Locate each line of the material that contains "values", then return it.
— START Task inputs —
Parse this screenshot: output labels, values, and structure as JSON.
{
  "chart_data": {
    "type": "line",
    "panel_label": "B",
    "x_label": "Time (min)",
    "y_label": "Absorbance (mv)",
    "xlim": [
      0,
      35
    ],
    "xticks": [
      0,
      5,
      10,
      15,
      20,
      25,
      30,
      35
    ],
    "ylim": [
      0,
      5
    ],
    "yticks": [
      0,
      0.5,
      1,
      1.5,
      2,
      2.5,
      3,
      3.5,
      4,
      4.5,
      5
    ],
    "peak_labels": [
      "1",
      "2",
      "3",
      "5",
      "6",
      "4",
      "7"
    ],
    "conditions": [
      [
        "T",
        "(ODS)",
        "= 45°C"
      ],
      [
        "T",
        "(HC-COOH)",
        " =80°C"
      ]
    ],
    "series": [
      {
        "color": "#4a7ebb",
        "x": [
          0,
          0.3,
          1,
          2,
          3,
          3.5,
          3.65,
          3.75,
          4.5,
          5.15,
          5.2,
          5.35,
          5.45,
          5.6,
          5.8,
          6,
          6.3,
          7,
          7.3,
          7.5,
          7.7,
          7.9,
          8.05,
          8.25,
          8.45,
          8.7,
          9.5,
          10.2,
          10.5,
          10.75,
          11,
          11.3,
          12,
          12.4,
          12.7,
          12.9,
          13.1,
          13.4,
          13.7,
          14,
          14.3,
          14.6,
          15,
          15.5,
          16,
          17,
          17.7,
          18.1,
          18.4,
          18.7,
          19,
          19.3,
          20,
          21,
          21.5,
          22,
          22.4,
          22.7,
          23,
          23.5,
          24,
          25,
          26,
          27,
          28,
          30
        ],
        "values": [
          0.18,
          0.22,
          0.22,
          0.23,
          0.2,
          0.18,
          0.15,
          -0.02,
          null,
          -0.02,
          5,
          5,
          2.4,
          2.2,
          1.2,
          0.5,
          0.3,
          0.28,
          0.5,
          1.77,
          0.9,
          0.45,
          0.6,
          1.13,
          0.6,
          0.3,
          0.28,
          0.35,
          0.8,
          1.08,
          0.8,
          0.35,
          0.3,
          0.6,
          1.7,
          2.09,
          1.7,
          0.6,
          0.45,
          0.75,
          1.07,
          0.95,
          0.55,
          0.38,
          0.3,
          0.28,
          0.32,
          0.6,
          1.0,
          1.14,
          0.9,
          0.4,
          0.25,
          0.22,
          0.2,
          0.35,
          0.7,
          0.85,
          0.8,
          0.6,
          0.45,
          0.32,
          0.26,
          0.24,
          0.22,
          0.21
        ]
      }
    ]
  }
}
— END Task inputs —
▶ Answer in full
Parse this screenshot: output labels, values, and structure as JSON.
        "values": [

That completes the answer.